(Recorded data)
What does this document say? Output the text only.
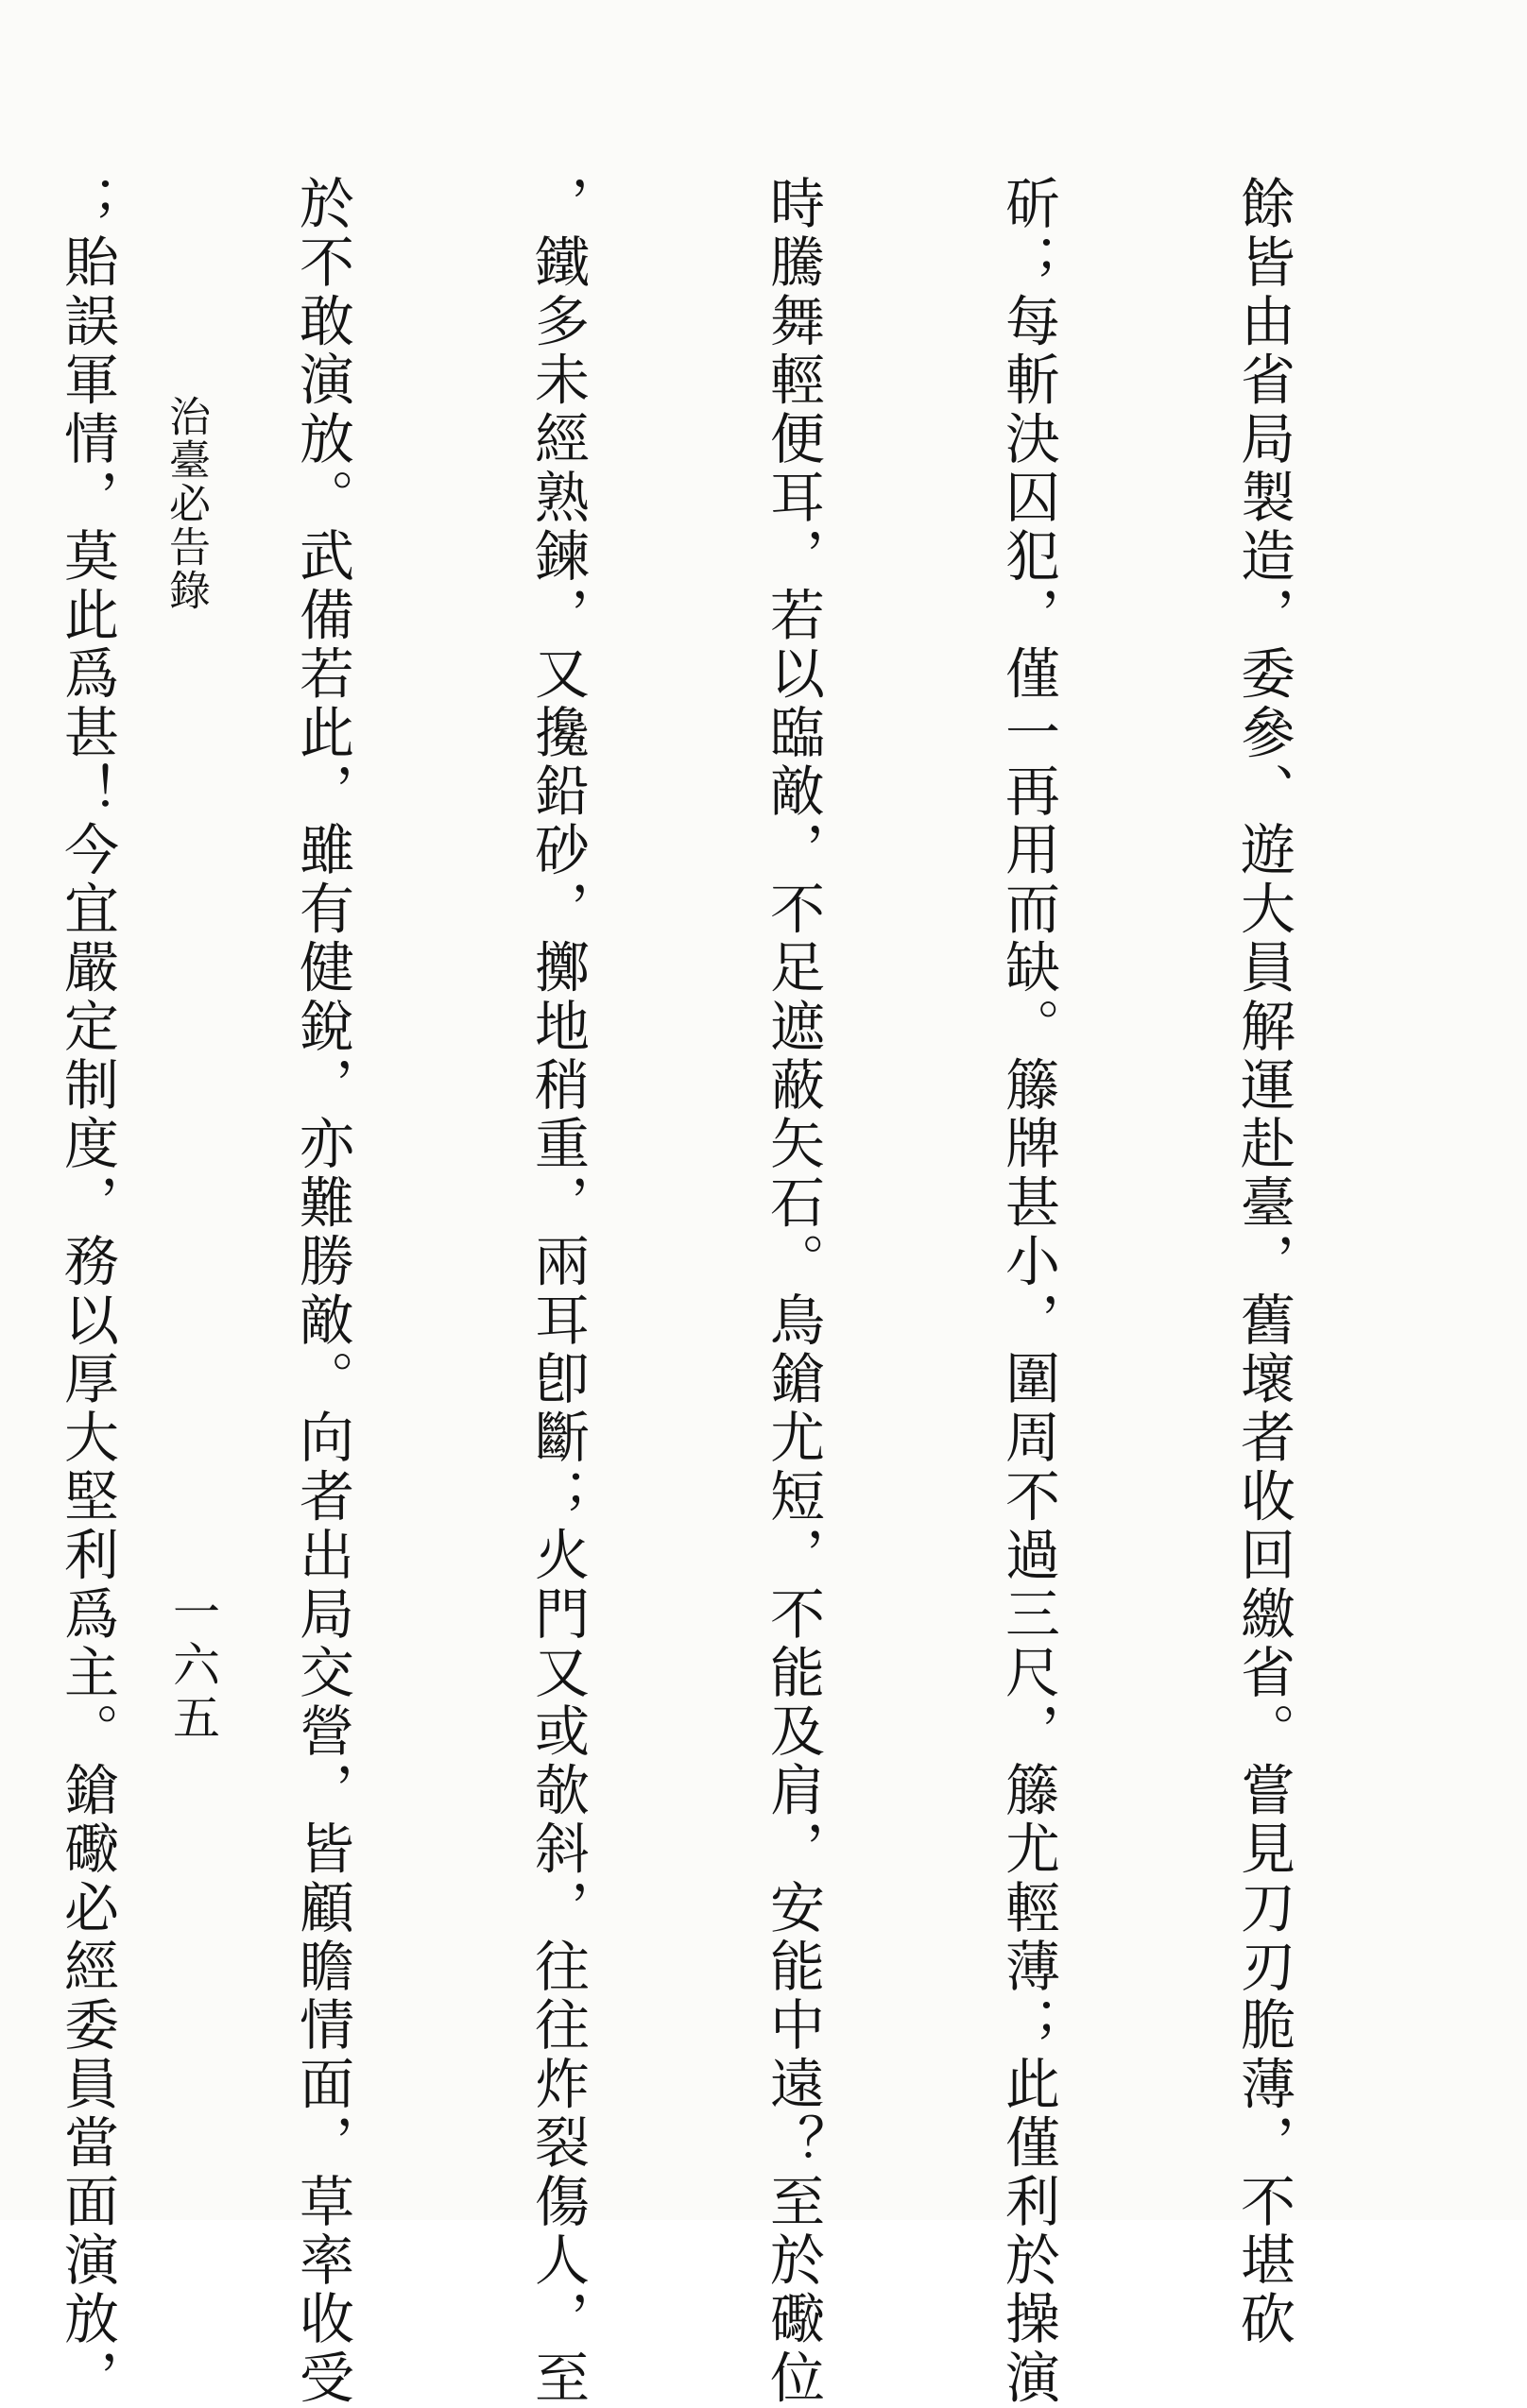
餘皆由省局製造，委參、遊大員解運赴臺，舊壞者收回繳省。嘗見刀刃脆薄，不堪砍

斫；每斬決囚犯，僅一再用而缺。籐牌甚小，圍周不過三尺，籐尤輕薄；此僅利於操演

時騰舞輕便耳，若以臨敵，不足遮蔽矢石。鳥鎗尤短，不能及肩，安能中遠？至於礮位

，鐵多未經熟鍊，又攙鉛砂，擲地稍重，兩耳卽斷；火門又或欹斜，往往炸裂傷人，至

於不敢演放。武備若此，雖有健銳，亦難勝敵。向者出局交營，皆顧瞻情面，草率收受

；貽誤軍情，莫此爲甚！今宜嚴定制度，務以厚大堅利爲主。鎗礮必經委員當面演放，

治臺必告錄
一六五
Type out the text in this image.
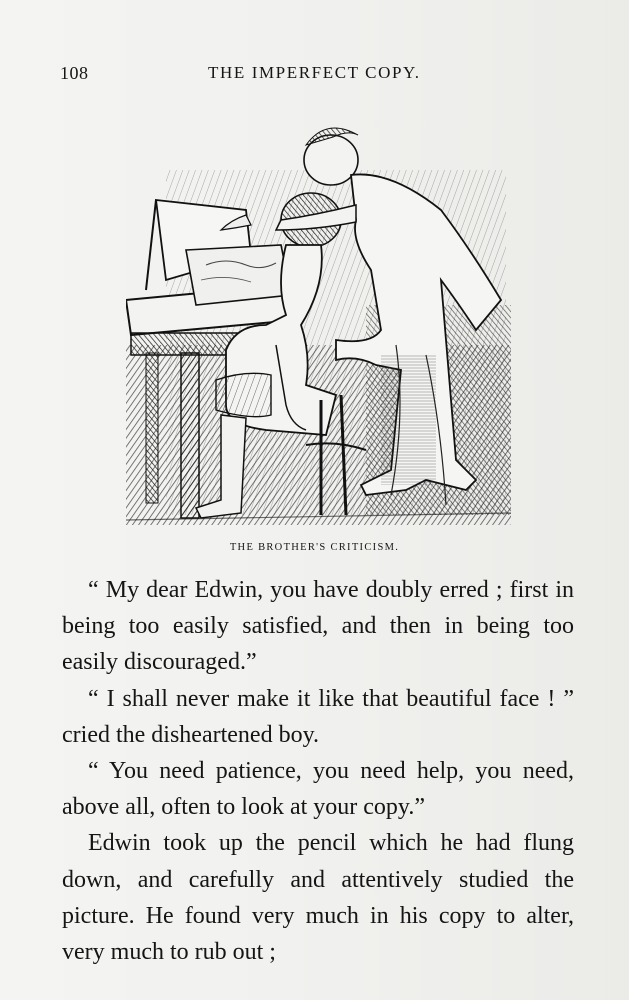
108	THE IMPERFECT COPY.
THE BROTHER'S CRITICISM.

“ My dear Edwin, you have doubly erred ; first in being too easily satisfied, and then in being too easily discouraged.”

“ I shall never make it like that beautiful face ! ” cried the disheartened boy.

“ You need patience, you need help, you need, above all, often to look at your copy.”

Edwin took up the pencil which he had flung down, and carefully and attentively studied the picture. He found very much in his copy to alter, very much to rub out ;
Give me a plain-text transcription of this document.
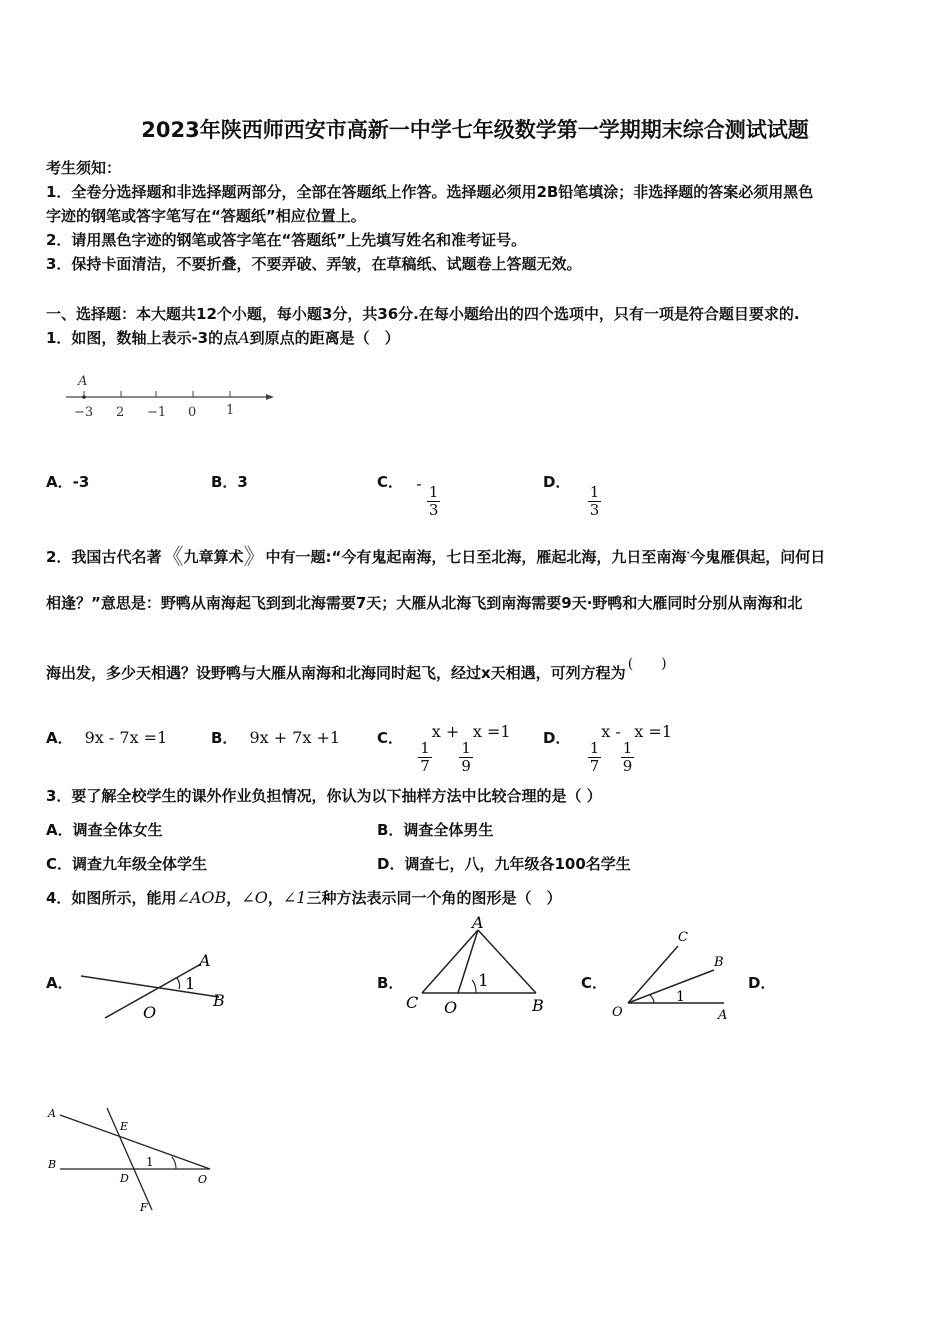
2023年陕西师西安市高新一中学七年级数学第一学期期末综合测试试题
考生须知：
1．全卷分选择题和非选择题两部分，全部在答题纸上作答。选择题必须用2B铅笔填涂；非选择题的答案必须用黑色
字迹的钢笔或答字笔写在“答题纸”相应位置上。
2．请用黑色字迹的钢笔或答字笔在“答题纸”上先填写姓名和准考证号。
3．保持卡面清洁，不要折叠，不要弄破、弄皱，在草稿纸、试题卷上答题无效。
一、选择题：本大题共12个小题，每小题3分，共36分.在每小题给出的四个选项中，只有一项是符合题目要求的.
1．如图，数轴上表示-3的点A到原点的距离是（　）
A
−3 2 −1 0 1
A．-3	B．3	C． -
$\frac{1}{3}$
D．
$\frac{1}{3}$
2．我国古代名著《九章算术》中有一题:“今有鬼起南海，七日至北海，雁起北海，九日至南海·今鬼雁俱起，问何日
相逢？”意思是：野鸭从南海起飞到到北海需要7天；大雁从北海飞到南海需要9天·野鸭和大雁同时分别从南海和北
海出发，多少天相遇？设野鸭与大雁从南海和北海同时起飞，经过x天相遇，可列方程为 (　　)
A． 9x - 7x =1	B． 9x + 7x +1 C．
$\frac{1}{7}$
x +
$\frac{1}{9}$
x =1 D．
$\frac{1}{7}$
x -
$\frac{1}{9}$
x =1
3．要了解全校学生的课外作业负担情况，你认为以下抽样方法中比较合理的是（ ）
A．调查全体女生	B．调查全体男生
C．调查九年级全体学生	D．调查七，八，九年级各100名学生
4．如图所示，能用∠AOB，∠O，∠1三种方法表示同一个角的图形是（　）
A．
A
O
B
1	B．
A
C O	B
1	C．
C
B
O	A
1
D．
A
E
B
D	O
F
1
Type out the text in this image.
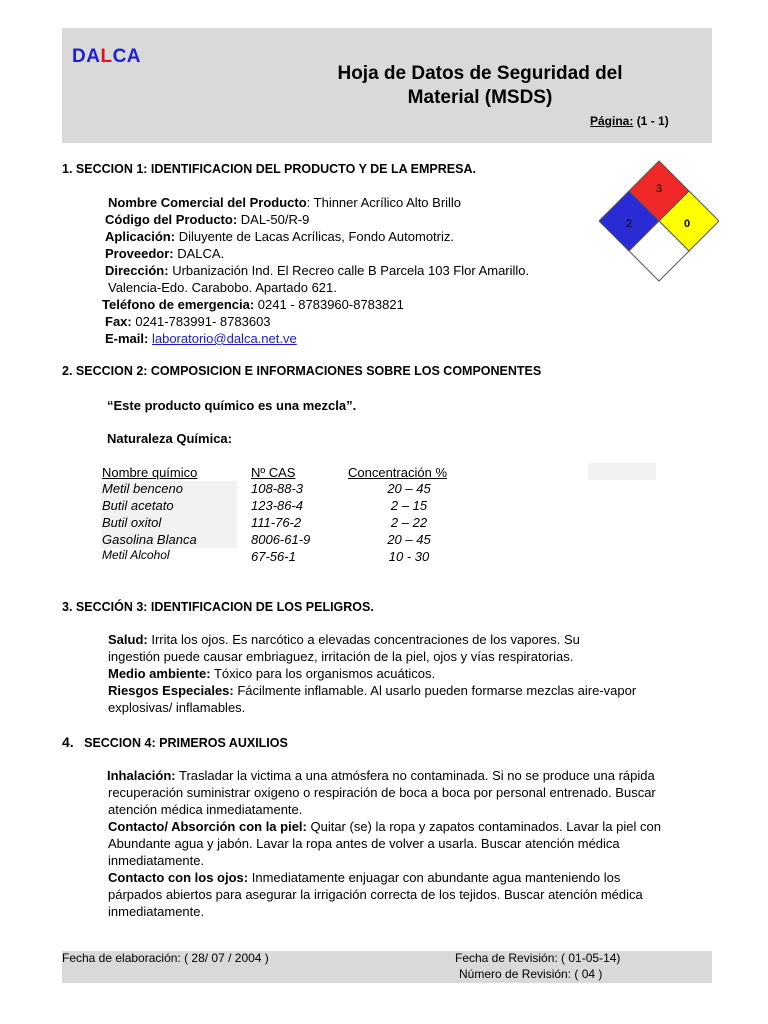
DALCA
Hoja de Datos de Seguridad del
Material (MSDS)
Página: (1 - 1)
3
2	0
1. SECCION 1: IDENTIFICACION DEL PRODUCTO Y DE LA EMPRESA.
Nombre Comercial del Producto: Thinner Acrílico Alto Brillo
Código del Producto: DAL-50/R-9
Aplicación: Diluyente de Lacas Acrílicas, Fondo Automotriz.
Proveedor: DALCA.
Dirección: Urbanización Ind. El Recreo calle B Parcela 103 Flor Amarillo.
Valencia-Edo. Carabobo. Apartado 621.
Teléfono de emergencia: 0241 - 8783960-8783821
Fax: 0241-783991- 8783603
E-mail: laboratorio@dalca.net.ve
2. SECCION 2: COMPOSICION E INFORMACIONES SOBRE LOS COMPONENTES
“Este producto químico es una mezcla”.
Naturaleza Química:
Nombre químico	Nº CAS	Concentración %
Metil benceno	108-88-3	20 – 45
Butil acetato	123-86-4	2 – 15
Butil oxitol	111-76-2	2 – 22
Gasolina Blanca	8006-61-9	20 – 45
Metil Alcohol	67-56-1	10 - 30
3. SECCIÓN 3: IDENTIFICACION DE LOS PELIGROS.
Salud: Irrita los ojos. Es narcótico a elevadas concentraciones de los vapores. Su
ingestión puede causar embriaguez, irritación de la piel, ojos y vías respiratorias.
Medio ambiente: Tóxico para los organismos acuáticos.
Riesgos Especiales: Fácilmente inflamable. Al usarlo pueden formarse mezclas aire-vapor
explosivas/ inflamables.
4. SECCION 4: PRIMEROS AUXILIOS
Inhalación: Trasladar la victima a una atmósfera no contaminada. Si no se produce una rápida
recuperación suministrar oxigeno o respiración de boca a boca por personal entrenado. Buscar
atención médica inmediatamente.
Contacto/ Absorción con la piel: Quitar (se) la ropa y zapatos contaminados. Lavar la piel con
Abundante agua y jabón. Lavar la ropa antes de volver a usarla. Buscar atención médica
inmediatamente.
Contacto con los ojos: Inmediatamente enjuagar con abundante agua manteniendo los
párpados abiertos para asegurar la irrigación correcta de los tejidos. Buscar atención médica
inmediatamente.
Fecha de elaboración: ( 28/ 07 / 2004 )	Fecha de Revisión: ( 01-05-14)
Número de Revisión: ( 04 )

**Exercise objective**:
Identify and extract each line of the listing that contains "médica".

**Response below**:
atención médica inmediatamente.
Abundante agua y jabón. Lavar la ropa antes de volver a usarla. Buscar atención médica
párpados abiertos para asegurar la irrigación correcta de los tejidos. Buscar atención médica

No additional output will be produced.